Extract each line from the entries below that has the string "such" in it.

Collected data:
----------------------------------------

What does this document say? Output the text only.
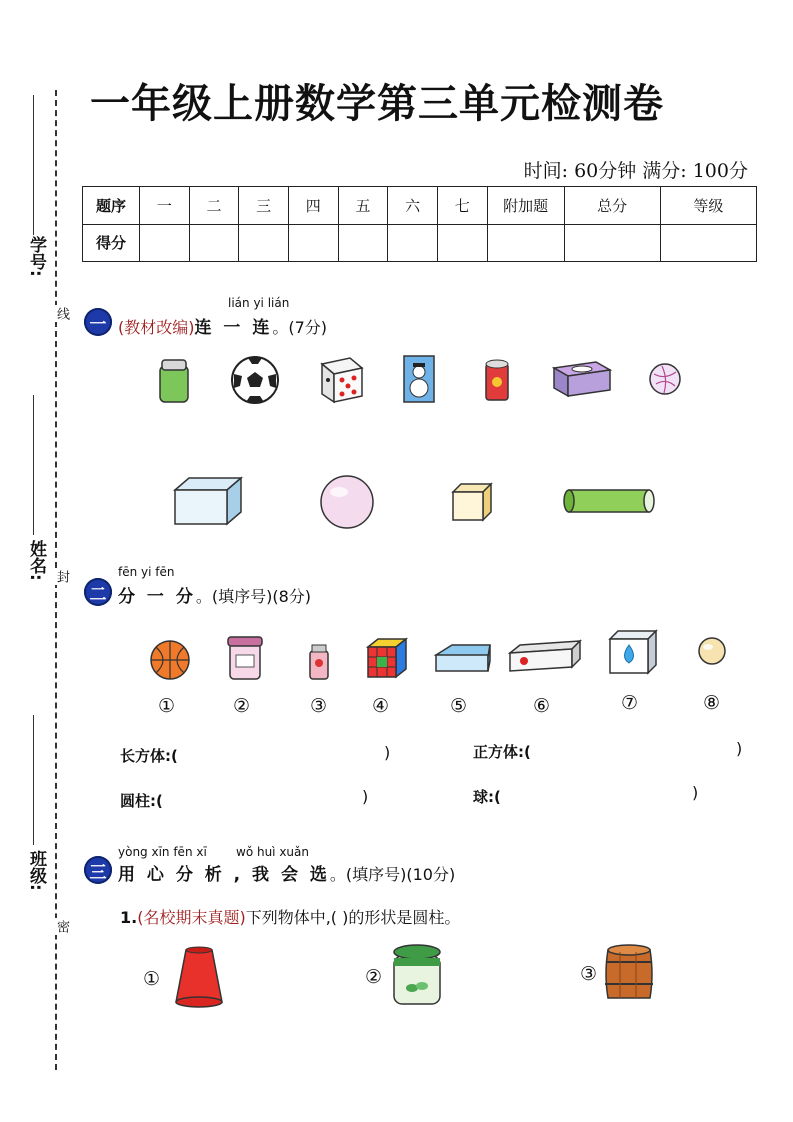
学号:
姓名:
班级:
线
封
密
一年级上册数学第三单元检测卷
时间: 60分钟 满分: 100分
题序	一	二	三	四	五	六	七	附加题	总分	等级
得分										
lián yi lián
一 (教材改编)连 一 连。(7分)
fēn yi fēn
二 分 一 分。(填序号)(8分)
①	②	③ ④	⑤	⑥	⑦	⑧
长方体:(	)	正方体:(	)
圆柱:(	)	球:(	)
yòng xīn fēn xī wǒ huì xuǎn
三 用 心 分 析 , 我 会 选。(填序号)(10分)
1.(名校期末真题)下列物体中,( )的形状是圆柱。
①	②	③
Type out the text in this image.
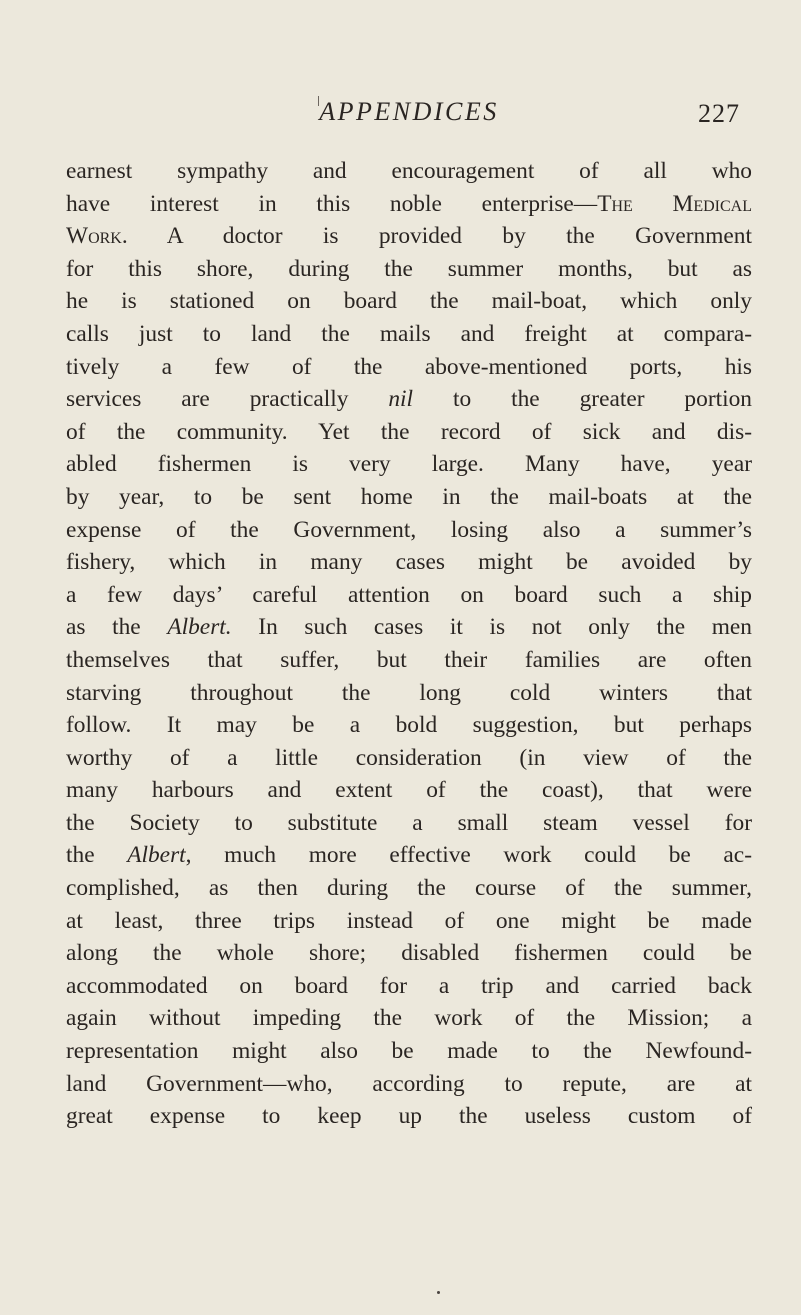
APPENDICES	227
earnest sympathy and encouragement of all who
have interest in this noble enterprise—The Medical
Work. A doctor is provided by the Government
for this shore, during the summer months, but as
he is stationed on board the mail-boat, which only
calls just to land the mails and freight at compara-
tively a few of the above-mentioned ports, his
services are practically nil to the greater portion
of the community. Yet the record of sick and dis-
abled fishermen is very large. Many have, year
by year, to be sent home in the mail-boats at the
expense of the Government, losing also a summer’s
fishery, which in many cases might be avoided by
a few days’ careful attention on board such a ship
as the Albert. In such cases it is not only the men
themselves that suffer, but their families are often
starving throughout the long cold winters that
follow. It may be a bold suggestion, but perhaps
worthy of a little consideration (in view of the
many harbours and extent of the coast), that were
the Society to substitute a small steam vessel for
the Albert, much more effective work could be ac-
complished, as then during the course of the summer,
at least, three trips instead of one might be made
along the whole shore; disabled fishermen could be
accommodated on board for a trip and carried back
again without impeding the work of the Mission; a
representation might also be made to the Newfound-
land Government—who, according to repute, are at
great expense to keep up the useless custom of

----------------------------------------

EXERCISE ANSWER:
a few days’ careful attention on board such a ship
as the Albert. In such cases it is not only the men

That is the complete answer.